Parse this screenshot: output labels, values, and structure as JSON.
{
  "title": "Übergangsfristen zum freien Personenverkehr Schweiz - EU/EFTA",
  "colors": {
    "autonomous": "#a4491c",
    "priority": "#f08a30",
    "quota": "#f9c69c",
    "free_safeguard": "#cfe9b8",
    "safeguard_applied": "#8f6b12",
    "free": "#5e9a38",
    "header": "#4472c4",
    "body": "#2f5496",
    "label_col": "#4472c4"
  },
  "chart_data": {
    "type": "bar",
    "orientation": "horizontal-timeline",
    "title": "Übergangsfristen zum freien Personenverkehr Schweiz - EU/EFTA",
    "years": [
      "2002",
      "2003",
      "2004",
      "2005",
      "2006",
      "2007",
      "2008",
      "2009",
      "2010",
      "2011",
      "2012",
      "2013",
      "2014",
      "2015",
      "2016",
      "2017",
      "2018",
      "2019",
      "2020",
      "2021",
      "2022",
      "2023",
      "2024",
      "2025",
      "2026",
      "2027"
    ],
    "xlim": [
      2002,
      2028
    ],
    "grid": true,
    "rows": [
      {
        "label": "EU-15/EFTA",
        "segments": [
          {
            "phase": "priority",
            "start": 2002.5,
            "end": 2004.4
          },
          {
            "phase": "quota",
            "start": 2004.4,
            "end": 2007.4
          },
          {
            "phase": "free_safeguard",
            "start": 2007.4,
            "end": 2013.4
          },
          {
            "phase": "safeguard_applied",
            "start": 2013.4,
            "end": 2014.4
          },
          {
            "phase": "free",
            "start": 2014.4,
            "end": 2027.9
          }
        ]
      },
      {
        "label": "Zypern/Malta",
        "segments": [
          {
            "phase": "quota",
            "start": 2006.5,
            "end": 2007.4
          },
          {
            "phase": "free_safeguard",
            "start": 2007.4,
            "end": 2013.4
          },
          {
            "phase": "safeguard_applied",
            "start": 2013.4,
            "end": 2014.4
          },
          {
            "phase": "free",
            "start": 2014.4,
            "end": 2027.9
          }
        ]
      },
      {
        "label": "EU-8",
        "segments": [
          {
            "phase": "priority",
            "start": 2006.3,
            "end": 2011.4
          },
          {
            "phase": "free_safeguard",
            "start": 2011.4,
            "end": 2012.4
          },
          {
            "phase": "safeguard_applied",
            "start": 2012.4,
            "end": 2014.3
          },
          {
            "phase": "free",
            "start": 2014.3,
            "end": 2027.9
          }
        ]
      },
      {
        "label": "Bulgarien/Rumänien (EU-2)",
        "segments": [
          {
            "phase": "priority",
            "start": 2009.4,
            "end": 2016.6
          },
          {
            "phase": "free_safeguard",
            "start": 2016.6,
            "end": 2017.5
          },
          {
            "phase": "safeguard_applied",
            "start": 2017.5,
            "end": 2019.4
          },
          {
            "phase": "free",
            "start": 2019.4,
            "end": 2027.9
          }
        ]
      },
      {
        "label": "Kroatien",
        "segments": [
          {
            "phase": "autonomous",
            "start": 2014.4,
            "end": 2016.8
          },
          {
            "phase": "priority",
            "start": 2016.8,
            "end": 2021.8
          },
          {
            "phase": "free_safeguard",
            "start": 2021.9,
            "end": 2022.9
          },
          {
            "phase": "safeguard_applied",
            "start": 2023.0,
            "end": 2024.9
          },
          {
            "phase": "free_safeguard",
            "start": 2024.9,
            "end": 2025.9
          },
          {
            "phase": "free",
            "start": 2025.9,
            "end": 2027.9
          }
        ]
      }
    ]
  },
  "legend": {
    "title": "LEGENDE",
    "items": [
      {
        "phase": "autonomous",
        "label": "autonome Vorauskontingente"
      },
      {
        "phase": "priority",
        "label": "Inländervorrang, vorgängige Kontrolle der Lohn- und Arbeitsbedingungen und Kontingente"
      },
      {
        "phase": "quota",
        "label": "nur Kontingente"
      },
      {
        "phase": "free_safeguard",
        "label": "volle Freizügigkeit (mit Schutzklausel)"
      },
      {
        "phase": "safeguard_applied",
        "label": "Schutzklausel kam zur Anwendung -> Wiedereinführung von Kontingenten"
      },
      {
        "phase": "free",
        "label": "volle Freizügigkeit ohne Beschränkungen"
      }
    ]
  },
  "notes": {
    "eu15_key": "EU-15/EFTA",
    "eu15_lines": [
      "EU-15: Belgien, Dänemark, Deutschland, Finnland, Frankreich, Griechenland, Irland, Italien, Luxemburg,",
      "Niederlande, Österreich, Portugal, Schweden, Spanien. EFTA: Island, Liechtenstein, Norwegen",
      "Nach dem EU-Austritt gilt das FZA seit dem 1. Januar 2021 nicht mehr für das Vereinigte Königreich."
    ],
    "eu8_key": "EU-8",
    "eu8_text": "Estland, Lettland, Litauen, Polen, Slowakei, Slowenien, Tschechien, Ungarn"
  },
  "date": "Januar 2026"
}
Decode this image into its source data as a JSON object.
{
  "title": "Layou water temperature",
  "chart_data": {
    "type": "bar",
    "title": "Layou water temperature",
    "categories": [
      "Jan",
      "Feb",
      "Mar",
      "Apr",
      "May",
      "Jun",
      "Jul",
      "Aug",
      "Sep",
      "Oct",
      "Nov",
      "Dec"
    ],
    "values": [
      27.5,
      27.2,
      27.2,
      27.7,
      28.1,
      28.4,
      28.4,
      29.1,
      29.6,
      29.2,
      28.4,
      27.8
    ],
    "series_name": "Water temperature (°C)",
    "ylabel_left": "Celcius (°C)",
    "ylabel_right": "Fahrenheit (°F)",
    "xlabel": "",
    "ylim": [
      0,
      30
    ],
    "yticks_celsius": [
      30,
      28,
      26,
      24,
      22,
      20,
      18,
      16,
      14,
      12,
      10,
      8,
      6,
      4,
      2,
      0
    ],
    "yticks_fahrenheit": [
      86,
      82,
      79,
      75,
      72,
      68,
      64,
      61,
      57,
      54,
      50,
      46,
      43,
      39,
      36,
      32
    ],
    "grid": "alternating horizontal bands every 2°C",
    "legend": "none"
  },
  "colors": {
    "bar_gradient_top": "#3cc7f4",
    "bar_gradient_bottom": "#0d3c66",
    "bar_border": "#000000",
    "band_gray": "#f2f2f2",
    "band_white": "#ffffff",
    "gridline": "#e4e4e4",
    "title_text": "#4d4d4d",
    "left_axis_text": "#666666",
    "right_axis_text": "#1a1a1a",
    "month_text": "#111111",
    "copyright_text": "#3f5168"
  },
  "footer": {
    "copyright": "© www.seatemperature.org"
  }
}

**Task prompt**.
From the first line to the last, please quote the material above exactly.

**Exercise response**.
Parse this screenshot: output labels, values, and structure as JSON.
{
  "title": "Übergangsfristen zum freien Personenverkehr Schweiz - EU/EFTA",
  "colors": {
    "autonomous": "#a4491c",
    "priority": "#f08a30",
    "quota": "#f9c69c",
    "free_safeguard": "#cfe9b8",
    "safeguard_applied": "#8f6b12",
    "free": "#5e9a38",
    "header": "#4472c4",
    "body": "#2f5496",
    "label_col": "#4472c4"
  },
  "chart_data": {
    "type": "bar",
    "orientation": "horizontal-timeline",
    "title": "Übergangsfristen zum freien Personenverkehr Schweiz - EU/EFTA",
    "years": [
      "2002",
      "2003",
      "2004",
      "2005",
      "2006",
      "2007",
      "2008",
      "2009",
      "2010",
      "2011",
      "2012",
      "2013",
      "2014",
      "2015",
      "2016",
      "2017",
      "2018",
      "2019",
      "2020",
      "2021",
      "2022",
      "2023",
      "2024",
      "2025",
      "2026",
      "2027"
    ],
    "xlim": [
      2002,
      2028
    ],
    "grid": true,
    "rows": [
      {
        "label": "EU-15/EFTA",
        "segments": [
          {
            "phase": "priority",
            "start": 2002.5,
            "end": 2004.4
          },
          {
            "phase": "quota",
            "start": 2004.4,
            "end": 2007.4
          },
          {
            "phase": "free_safeguard",
            "start": 2007.4,
            "end": 2013.4
          },
          {
            "phase": "safeguard_applied",
            "start": 2013.4,
            "end": 2014.4
          },
          {
            "phase": "free",
            "start": 2014.4,
            "end": 2027.9
          }
        ]
      },
      {
        "label": "Zypern/Malta",
        "segments": [
          {
            "phase": "quota",
            "start": 2006.5,
            "end": 2007.4
          },
          {
            "phase": "free_safeguard",
            "start": 2007.4,
            "end": 2013.4
          },
          {
            "phase": "safeguard_applied",
            "start": 2013.4,
            "end": 2014.4
          },
          {
            "phase": "free",
            "start": 2014.4,
            "end": 2027.9
          }
        ]
      },
      {
        "label": "EU-8",
        "segments": [
          {
            "phase": "priority",
            "start": 2006.3,
            "end": 2011.4
          },
          {
            "phase": "free_safeguard",
            "start": 2011.4,
            "end": 2012.4
          },
          {
            "phase": "safeguard_applied",
            "start": 2012.4,
            "end": 2014.3
          },
          {
            "phase": "free",
            "start": 2014.3,
            "end": 2027.9
          }
        ]
      },
      {
        "label": "Bulgarien/Rumänien (EU-2)",
        "segments": [
          {
            "phase": "priority",
            "start": 2009.4,
            "end": 2016.6
          },
          {
            "phase": "free_safeguard",
            "start": 2016.6,
            "end": 2017.5
          },
          {
            "phase": "safeguard_applied",
            "start": 2017.5,
            "end": 2019.4
          },
          {
            "phase": "free",
            "start": 2019.4,
            "end": 2027.9
          }
        ]
      },
      {
        "label": "Kroatien",
        "segments": [
          {
            "phase": "autonomous",
            "start": 2014.4,
            "end": 2016.8
          },
          {
            "phase": "priority",
            "start": 2016.8,
            "end": 2021.8
          },
          {
            "phase": "free_safeguard",
            "start": 2021.9,
            "end": 2022.9
          },
          {
            "phase": "safeguard_applied",
            "start": 2023.0,
            "end": 2024.9
          },
          {
            "phase": "free_safeguard",
            "start": 2024.9,
            "end": 2025.9
          },
          {
            "phase": "free",
            "start": 2025.9,
            "end": 2027.9
          }
        ]
      }
    ]
  },
  "legend": {
    "title": "LEGENDE",
    "items": [
      {
        "phase": "autonomous",
        "label": "autonome Vorauskontingente"
      },
      {
        "phase": "priority",
        "label": "Inländervorrang, vorgängige Kontrolle der Lohn- und Arbeitsbedingungen und Kontingente"
      },
      {
        "phase": "quota",
        "label": "nur Kontingente"
      },
      {
        "phase": "free_safeguard",
        "label": "volle Freizügigkeit (mit Schutzklausel)"
      },
      {
        "phase": "safeguard_applied",
        "label": "Schutzklausel kam zur Anwendung -> Wiedereinführung von Kontingenten"
      },
      {
        "phase": "free",
        "label": "volle Freizügigkeit ohne Beschränkungen"
      }
    ]
  },
  "notes": {
    "eu15_key": "EU-15/EFTA",
    "eu15_lines": [
      "EU-15: Belgien, Dänemark, Deutschland, Finnland, Frankreich, Griechenland, Irland, Italien, Luxemburg,",
      "Niederlande, Österreich, Portugal, Schweden, Spanien. EFTA: Island, Liechtenstein, Norwegen",
      "Nach dem EU-Austritt gilt das FZA seit dem 1. Januar 2021 nicht mehr für das Vereinigte Königreich."
    ],
    "eu8_key": "EU-8",
    "eu8_text": "Estland, Lettland, Litauen, Polen, Slowakei, Slowenien, Tschechien, Ungarn"
  },
  "date": "Januar 2026"
}
Decode this image into its source data as a JSON object.
{
  "title": "Layou water temperature",
  "chart_data": {
    "type": "bar",
    "title": "Layou water temperature",
    "categories": [
      "Jan",
      "Feb",
      "Mar",
      "Apr",
      "May",
      "Jun",
      "Jul",
      "Aug",
      "Sep",
      "Oct",
      "Nov",
      "Dec"
    ],
    "values": [
      27.5,
      27.2,
      27.2,
      27.7,
      28.1,
      28.4,
      28.4,
      29.1,
      29.6,
      29.2,
      28.4,
      27.8
    ],
    "series_name": "Water temperature (°C)",
    "ylabel_left": "Celcius (°C)",
    "ylabel_right": "Fahrenheit (°F)",
    "xlabel": "",
    "ylim": [
      0,
      30
    ],
    "yticks_celsius": [
      30,
      28,
      26,
      24,
      22,
      20,
      18,
      16,
      14,
      12,
      10,
      8,
      6,
      4,
      2,
      0
    ],
    "yticks_fahrenheit": [
      86,
      82,
      79,
      75,
      72,
      68,
      64,
      61,
      57,
      54,
      50,
      46,
      43,
      39,
      36,
      32
    ],
    "grid": "alternating horizontal bands every 2°C",
    "legend": "none"
  },
  "colors": {
    "bar_gradient_top": "#3cc7f4",
    "bar_gradient_bottom": "#0d3c66",
    "bar_border": "#000000",
    "band_gray": "#f2f2f2",
    "band_white": "#ffffff",
    "gridline": "#e4e4e4",
    "title_text": "#4d4d4d",
    "left_axis_text": "#666666",
    "right_axis_text": "#1a1a1a",
    "month_text": "#111111",
    "copyright_text": "#3f5168"
  },
  "footer": {
    "copyright": "© www.seatemperature.org"
  }
}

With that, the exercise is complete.